**TASK TO COMPLETE**: Write out the full set of records exactly. Any pictures in them do not belong in the copy.

======== DATA PROVIDED ========

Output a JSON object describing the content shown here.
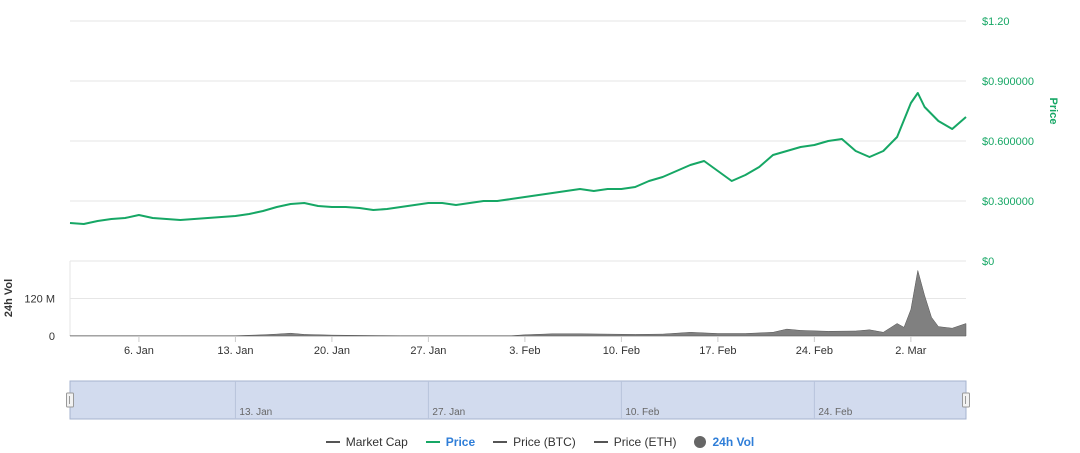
{
  "chart_data": {
    "type": "line",
    "price_axis": {
      "label": "Price",
      "range": [
        0,
        1.2
      ],
      "ticks": [
        {
          "value": 1.2,
          "label": "$1.20"
        },
        {
          "value": 0.9,
          "label": "$0.900000"
        },
        {
          "value": 0.6,
          "label": "$0.600000"
        },
        {
          "value": 0.3,
          "label": "$0.300000"
        },
        {
          "value": 0,
          "label": "$0"
        }
      ]
    },
    "volume_axis": {
      "label": "24h Vol",
      "range": [
        0,
        240
      ],
      "ticks": [
        {
          "value": 120,
          "label": "120 M"
        },
        {
          "value": 0,
          "label": "0"
        }
      ]
    },
    "x_ticks": [
      {
        "day": 6,
        "label": "6. Jan"
      },
      {
        "day": 13,
        "label": "13. Jan"
      },
      {
        "day": 20,
        "label": "20. Jan"
      },
      {
        "day": 27,
        "label": "27. Jan"
      },
      {
        "day": 34,
        "label": "3. Feb"
      },
      {
        "day": 41,
        "label": "10. Feb"
      },
      {
        "day": 48,
        "label": "17. Feb"
      },
      {
        "day": 55,
        "label": "24. Feb"
      },
      {
        "day": 62,
        "label": "2. Mar"
      }
    ],
    "navigator_ticks": [
      {
        "day": 13,
        "label": "13. Jan"
      },
      {
        "day": 27,
        "label": "27. Jan"
      },
      {
        "day": 41,
        "label": "10. Feb"
      },
      {
        "day": 55,
        "label": "24. Feb"
      }
    ],
    "x_range": [
      1,
      66
    ],
    "price_series": {
      "name": "Price",
      "color": "#16a765",
      "x": [
        1,
        2,
        3,
        4,
        5,
        6,
        7,
        8,
        9,
        10,
        11,
        12,
        13,
        14,
        15,
        16,
        17,
        18,
        19,
        20,
        21,
        22,
        23,
        24,
        25,
        26,
        27,
        28,
        29,
        30,
        31,
        32,
        33,
        34,
        35,
        36,
        37,
        38,
        39,
        40,
        41,
        42,
        43,
        44,
        45,
        46,
        47,
        48,
        49,
        50,
        51,
        52,
        53,
        54,
        55,
        56,
        57,
        58,
        59,
        60,
        61,
        62,
        62.5,
        63,
        64,
        65,
        66
      ],
      "values": [
        0.19,
        0.185,
        0.2,
        0.21,
        0.215,
        0.23,
        0.215,
        0.21,
        0.205,
        0.21,
        0.215,
        0.22,
        0.225,
        0.235,
        0.25,
        0.27,
        0.285,
        0.29,
        0.275,
        0.27,
        0.27,
        0.265,
        0.255,
        0.26,
        0.27,
        0.28,
        0.29,
        0.29,
        0.28,
        0.29,
        0.3,
        0.3,
        0.31,
        0.32,
        0.33,
        0.34,
        0.35,
        0.36,
        0.35,
        0.36,
        0.36,
        0.37,
        0.4,
        0.42,
        0.45,
        0.48,
        0.5,
        0.45,
        0.4,
        0.43,
        0.47,
        0.53,
        0.55,
        0.57,
        0.58,
        0.6,
        0.61,
        0.55,
        0.52,
        0.55,
        0.62,
        0.79,
        0.84,
        0.77,
        0.7,
        0.66,
        0.72
      ]
    },
    "volume_series": {
      "name": "24h Vol",
      "color": "#666666",
      "x": [
        1,
        5,
        9,
        13,
        15,
        16,
        17,
        18,
        20,
        22,
        25,
        27,
        30,
        33,
        34,
        36,
        38,
        40,
        42,
        44,
        46,
        47,
        48,
        50,
        52,
        53,
        54,
        56,
        58,
        59,
        60,
        60.5,
        61,
        61.5,
        62,
        62.5,
        63,
        63.5,
        64,
        65,
        66
      ],
      "values": [
        1,
        1,
        1,
        1,
        4,
        6,
        9,
        5,
        3,
        2,
        1,
        1,
        1,
        1,
        4,
        7,
        7,
        6,
        5,
        6,
        12,
        10,
        8,
        8,
        12,
        22,
        18,
        15,
        16,
        20,
        12,
        26,
        40,
        28,
        85,
        210,
        130,
        60,
        30,
        25,
        40
      ]
    }
  },
  "legend": [
    {
      "label": "Market Cap",
      "marker": "line",
      "color": "#555555",
      "active": false
    },
    {
      "label": "Price",
      "marker": "line",
      "color": "#16a765",
      "active": true
    },
    {
      "label": "Price (BTC)",
      "marker": "line",
      "color": "#555555",
      "active": false
    },
    {
      "label": "Price (ETH)",
      "marker": "line",
      "color": "#555555",
      "active": false
    },
    {
      "label": "24h Vol",
      "marker": "dot",
      "color": "#666666",
      "active": true
    }
  ],
  "colors": {
    "accent": "#16a765",
    "active_label": "#2f7ed8",
    "navigator_fill": "#d2dbee",
    "navigator_border": "#a6b3cf",
    "grid": "#e6e6e6"
  }
}
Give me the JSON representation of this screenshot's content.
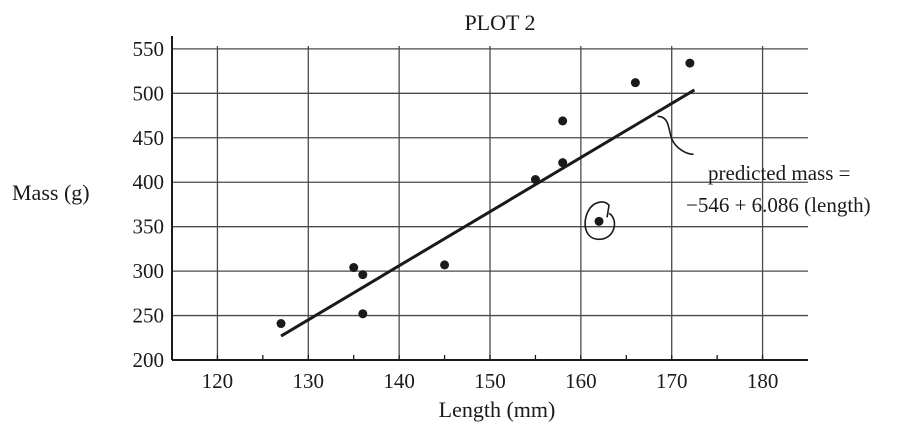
{
  "chart_data": {
    "type": "scatter",
    "title": "PLOT 2",
    "xlabel": "Length (mm)",
    "ylabel": "Mass (g)",
    "xlim": [
      115,
      185
    ],
    "ylim": [
      200,
      560
    ],
    "x_ticks": [
      120,
      130,
      140,
      150,
      160,
      170,
      180
    ],
    "y_ticks": [
      200,
      250,
      300,
      350,
      400,
      450,
      500,
      550
    ],
    "grid": true,
    "series": [
      {
        "points": [
          {
            "x": 127,
            "y": 241
          },
          {
            "x": 135,
            "y": 304
          },
          {
            "x": 136,
            "y": 296
          },
          {
            "x": 136,
            "y": 252
          },
          {
            "x": 145,
            "y": 307
          },
          {
            "x": 155,
            "y": 403
          },
          {
            "x": 158,
            "y": 469
          },
          {
            "x": 158,
            "y": 422
          },
          {
            "x": 162,
            "y": 356
          },
          {
            "x": 166,
            "y": 512
          },
          {
            "x": 172,
            "y": 534
          }
        ]
      }
    ],
    "fit_line": {
      "x_start": 127,
      "x_end": 172.5,
      "intercept": -546,
      "slope": 6.086
    },
    "annotation": {
      "line1": "predicted mass =",
      "line2": "−546 + 6.086 (length)"
    },
    "circled_point": {
      "x": 162,
      "y": 356
    }
  }
}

========

**RESULT**:
Output a JSON object describing the content shown here.
{
  "chart_data": {
    "type": "line",
    "price_axis": {
      "label": "Price",
      "range": [
        0,
        1.2
      ],
      "ticks": [
        {
          "value": 1.2,
          "label": "$1.20"
        },
        {
          "value": 0.9,
          "label": "$0.900000"
        },
        {
          "value": 0.6,
          "label": "$0.600000"
        },
        {
          "value": 0.3,
          "label": "$0.300000"
        },
        {
          "value": 0,
          "label": "$0"
        }
      ]
    },
    "volume_axis": {
      "label": "24h Vol",
      "range": [
        0,
        240
      ],
      "ticks": [
        {
          "value": 120,
          "label": "120 M"
        },
        {
          "value": 0,
          "label": "0"
        }
      ]
    },
    "x_ticks": [
      {
        "day": 6,
        "label": "6. Jan"
      },
      {
        "day": 13,
        "label": "13. Jan"
      },
      {
        "day": 20,
        "label": "20. Jan"
      },
      {
        "day": 27,
        "label": "27. Jan"
      },
      {
        "day": 34,
        "label": "3. Feb"
      },
      {
        "day": 41,
        "label": "10. Feb"
      },
      {
        "day": 48,
        "label": "17. Feb"
      },
      {
        "day": 55,
        "label": "24. Feb"
      },
      {
        "day": 62,
        "label": "2. Mar"
      }
    ],
    "navigator_ticks": [
      {
        "day": 13,
        "label": "13. Jan"
      },
      {
        "day": 27,
        "label": "27. Jan"
      },
      {
        "day": 41,
        "label": "10. Feb"
      },
      {
        "day": 55,
        "label": "24. Feb"
      }
    ],
    "x_range": [
      1,
      66
    ],
    "price_series": {
      "name": "Price",
      "color": "#16a765",
      "x": [
        1,
        2,
        3,
        4,
        5,
        6,
        7,
        8,
        9,
        10,
        11,
        12,
        13,
        14,
        15,
        16,
        17,
        18,
        19,
        20,
        21,
        22,
        23,
        24,
        25,
        26,
        27,
        28,
        29,
        30,
        31,
        32,
        33,
        34,
        35,
        36,
        37,
        38,
        39,
        40,
        41,
        42,
        43,
        44,
        45,
        46,
        47,
        48,
        49,
        50,
        51,
        52,
        53,
        54,
        55,
        56,
        57,
        58,
        59,
        60,
        61,
        62,
        62.5,
        63,
        64,
        65,
        66
      ],
      "values": [
        0.19,
        0.185,
        0.2,
        0.21,
        0.215,
        0.23,
        0.215,
        0.21,
        0.205,
        0.21,
        0.215,
        0.22,
        0.225,
        0.235,
        0.25,
        0.27,
        0.285,
        0.29,
        0.275,
        0.27,
        0.27,
        0.265,
        0.255,
        0.26,
        0.27,
        0.28,
        0.29,
        0.29,
        0.28,
        0.29,
        0.3,
        0.3,
        0.31,
        0.32,
        0.33,
        0.34,
        0.35,
        0.36,
        0.35,
        0.36,
        0.36,
        0.37,
        0.4,
        0.42,
        0.45,
        0.48,
        0.5,
        0.45,
        0.4,
        0.43,
        0.47,
        0.53,
        0.55,
        0.57,
        0.58,
        0.6,
        0.61,
        0.55,
        0.52,
        0.55,
        0.62,
        0.79,
        0.84,
        0.77,
        0.7,
        0.66,
        0.72
      ]
    },
    "volume_series": {
      "name": "24h Vol",
      "color": "#666666",
      "x": [
        1,
        5,
        9,
        13,
        15,
        16,
        17,
        18,
        20,
        22,
        25,
        27,
        30,
        33,
        34,
        36,
        38,
        40,
        42,
        44,
        46,
        47,
        48,
        50,
        52,
        53,
        54,
        56,
        58,
        59,
        60,
        60.5,
        61,
        61.5,
        62,
        62.5,
        63,
        63.5,
        64,
        65,
        66
      ],
      "values": [
        1,
        1,
        1,
        1,
        4,
        6,
        9,
        5,
        3,
        2,
        1,
        1,
        1,
        1,
        4,
        7,
        7,
        6,
        5,
        6,
        12,
        10,
        8,
        8,
        12,
        22,
        18,
        15,
        16,
        20,
        12,
        26,
        40,
        28,
        85,
        210,
        130,
        60,
        30,
        25,
        40
      ]
    }
  },
  "legend": [
    {
      "label": "Market Cap",
      "marker": "line",
      "color": "#555555",
      "active": false
    },
    {
      "label": "Price",
      "marker": "line",
      "color": "#16a765",
      "active": true
    },
    {
      "label": "Price (BTC)",
      "marker": "line",
      "color": "#555555",
      "active": false
    },
    {
      "label": "Price (ETH)",
      "marker": "line",
      "color": "#555555",
      "active": false
    },
    {
      "label": "24h Vol",
      "marker": "dot",
      "color": "#666666",
      "active": true
    }
  ],
  "colors": {
    "accent": "#16a765",
    "active_label": "#2f7ed8",
    "navigator_fill": "#d2dbee",
    "navigator_border": "#a6b3cf",
    "grid": "#e6e6e6"
  }
}
Give me the JSON representation of this screenshot's content.
{
  "chart_data": {
    "type": "scatter",
    "title": "PLOT 2",
    "xlabel": "Length (mm)",
    "ylabel": "Mass (g)",
    "xlim": [
      115,
      185
    ],
    "ylim": [
      200,
      560
    ],
    "x_ticks": [
      120,
      130,
      140,
      150,
      160,
      170,
      180
    ],
    "y_ticks": [
      200,
      250,
      300,
      350,
      400,
      450,
      500,
      550
    ],
    "grid": true,
    "series": [
      {
        "points": [
          {
            "x": 127,
            "y": 241
          },
          {
            "x": 135,
            "y": 304
          },
          {
            "x": 136,
            "y": 296
          },
          {
            "x": 136,
            "y": 252
          },
          {
            "x": 145,
            "y": 307
          },
          {
            "x": 155,
            "y": 403
          },
          {
            "x": 158,
            "y": 469
          },
          {
            "x": 158,
            "y": 422
          },
          {
            "x": 162,
            "y": 356
          },
          {
            "x": 166,
            "y": 512
          },
          {
            "x": 172,
            "y": 534
          }
        ]
      }
    ],
    "fit_line": {
      "x_start": 127,
      "x_end": 172.5,
      "intercept": -546,
      "slope": 6.086
    },
    "annotation": {
      "line1": "predicted mass =",
      "line2": "−546 + 6.086 (length)"
    },
    "circled_point": {
      "x": 162,
      "y": 356
    }
  }
}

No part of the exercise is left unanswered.